--- Start ---

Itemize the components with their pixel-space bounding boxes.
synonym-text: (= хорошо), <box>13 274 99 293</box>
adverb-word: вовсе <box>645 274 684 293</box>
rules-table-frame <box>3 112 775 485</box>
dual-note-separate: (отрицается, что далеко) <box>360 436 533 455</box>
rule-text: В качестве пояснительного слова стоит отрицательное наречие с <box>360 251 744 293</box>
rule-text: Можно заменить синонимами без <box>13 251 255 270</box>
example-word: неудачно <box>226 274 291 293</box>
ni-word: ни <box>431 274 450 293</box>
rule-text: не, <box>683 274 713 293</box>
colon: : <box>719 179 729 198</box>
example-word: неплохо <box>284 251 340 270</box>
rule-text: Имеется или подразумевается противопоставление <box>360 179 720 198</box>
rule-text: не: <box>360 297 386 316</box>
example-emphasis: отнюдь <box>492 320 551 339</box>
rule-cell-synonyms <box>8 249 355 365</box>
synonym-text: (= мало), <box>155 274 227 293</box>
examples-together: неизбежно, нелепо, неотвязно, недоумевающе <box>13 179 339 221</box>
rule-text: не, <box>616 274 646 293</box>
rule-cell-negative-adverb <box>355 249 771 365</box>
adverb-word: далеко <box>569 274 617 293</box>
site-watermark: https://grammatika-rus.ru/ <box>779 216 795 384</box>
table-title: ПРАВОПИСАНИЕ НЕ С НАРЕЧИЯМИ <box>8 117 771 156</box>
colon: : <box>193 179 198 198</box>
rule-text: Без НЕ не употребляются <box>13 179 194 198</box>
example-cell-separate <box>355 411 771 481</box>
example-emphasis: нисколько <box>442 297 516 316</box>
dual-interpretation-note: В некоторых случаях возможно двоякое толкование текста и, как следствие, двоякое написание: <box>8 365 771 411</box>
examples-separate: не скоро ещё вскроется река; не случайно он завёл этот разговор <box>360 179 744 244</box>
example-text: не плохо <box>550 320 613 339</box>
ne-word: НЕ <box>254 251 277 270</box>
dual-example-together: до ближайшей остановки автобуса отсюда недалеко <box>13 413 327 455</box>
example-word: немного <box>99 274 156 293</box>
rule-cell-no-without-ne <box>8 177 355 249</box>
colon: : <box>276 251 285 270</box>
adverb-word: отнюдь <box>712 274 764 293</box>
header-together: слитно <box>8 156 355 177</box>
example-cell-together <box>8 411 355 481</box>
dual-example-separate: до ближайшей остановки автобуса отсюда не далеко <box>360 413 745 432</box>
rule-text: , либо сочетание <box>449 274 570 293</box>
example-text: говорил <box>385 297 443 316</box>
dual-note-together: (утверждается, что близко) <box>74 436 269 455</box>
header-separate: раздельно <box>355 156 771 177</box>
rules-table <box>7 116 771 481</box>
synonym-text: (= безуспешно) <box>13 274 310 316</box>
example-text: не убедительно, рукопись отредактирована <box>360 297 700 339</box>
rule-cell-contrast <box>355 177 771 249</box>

--- End ---

» **Goal**
Reproduce the items verbatim, from the first line up to and including the line containing "dual-note-separate: (отрицается, что".

» **Output below**
Itemize the components with their pixel-space bounding boxes.
synonym-text: (= хорошо), <box>13 274 99 293</box>
adverb-word: вовсе <box>645 274 684 293</box>
rules-table-frame <box>3 112 775 485</box>
dual-note-separate: (отрицается, что далеко) <box>360 436 533 455</box>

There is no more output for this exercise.